RECORDS PROVIDED:

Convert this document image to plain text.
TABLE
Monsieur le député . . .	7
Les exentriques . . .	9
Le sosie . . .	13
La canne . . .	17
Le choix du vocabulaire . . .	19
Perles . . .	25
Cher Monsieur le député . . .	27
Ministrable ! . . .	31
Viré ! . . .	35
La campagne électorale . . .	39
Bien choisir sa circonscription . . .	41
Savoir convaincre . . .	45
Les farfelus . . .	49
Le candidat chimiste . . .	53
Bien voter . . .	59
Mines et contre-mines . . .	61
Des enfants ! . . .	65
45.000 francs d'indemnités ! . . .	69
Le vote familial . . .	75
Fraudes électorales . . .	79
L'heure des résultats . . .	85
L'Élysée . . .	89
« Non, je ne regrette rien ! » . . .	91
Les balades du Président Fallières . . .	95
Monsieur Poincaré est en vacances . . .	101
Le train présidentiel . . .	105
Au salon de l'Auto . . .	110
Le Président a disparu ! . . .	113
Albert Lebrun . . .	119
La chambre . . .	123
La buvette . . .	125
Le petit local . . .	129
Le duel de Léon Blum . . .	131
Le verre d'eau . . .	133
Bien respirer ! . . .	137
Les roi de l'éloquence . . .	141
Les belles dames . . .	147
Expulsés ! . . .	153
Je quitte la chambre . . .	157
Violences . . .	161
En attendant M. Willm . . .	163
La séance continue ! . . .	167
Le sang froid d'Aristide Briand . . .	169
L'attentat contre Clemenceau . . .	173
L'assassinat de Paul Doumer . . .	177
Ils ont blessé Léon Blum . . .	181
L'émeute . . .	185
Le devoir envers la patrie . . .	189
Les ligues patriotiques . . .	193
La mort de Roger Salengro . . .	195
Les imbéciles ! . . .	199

REQUEST:
Each line of the listing should be copied exactly.

WRITTEN REPLY:
Convert this document image to plain text.
TABLE
Monsieur le député . . .	7
Les exentriques . . .	9
Le sosie . . .	13
La canne . . .	17
Le choix du vocabulaire . . .	19
Perles . . .	25
Cher Monsieur le député . . .	27
Ministrable ! . . .	31
Viré ! . . .	35
La campagne électorale . . .	39
Bien choisir sa circonscription . . .	41
Savoir convaincre . . .	45
Les farfelus . . .	49
Le candidat chimiste . . .	53
Bien voter . . .	59
Mines et contre-mines . . .	61
Des enfants ! . . .	65
45.000 francs d'indemnités ! . . .	69
Le vote familial . . .	75
Fraudes électorales . . .	79
L'heure des résultats . . .	85
L'Élysée . . .	89
« Non, je ne regrette rien ! » . . .	91
Les balades du Président Fallières . . .	95
Monsieur Poincaré est en vacances . . .	101
Le train présidentiel . . .	105
Au salon de l'Auto . . .	110
Le Président a disparu ! . . .	113
Albert Lebrun . . .	119
La chambre . . .	123
La buvette . . .	125
Le petit local . . .	129
Le duel de Léon Blum . . .	131
Le verre d'eau . . .	133
Bien respirer ! . . .	137
Les roi de l'éloquence . . .	141
Les belles dames . . .	147
Expulsés ! . . .	153
Je quitte la chambre . . .	157
Violences . . .	161
En attendant M. Willm . . .	163
La séance continue ! . . .	167
Le sang froid d'Aristide Briand . . .	169
L'attentat contre Clemenceau . . .	173
L'assassinat de Paul Doumer . . .	177
Ils ont blessé Léon Blum . . .	181
L'émeute . . .	185
Le devoir envers la patrie . . .	189
Les ligues patriotiques . . .	193
La mort de Roger Salengro . . .	195
Les imbéciles ! . . .	199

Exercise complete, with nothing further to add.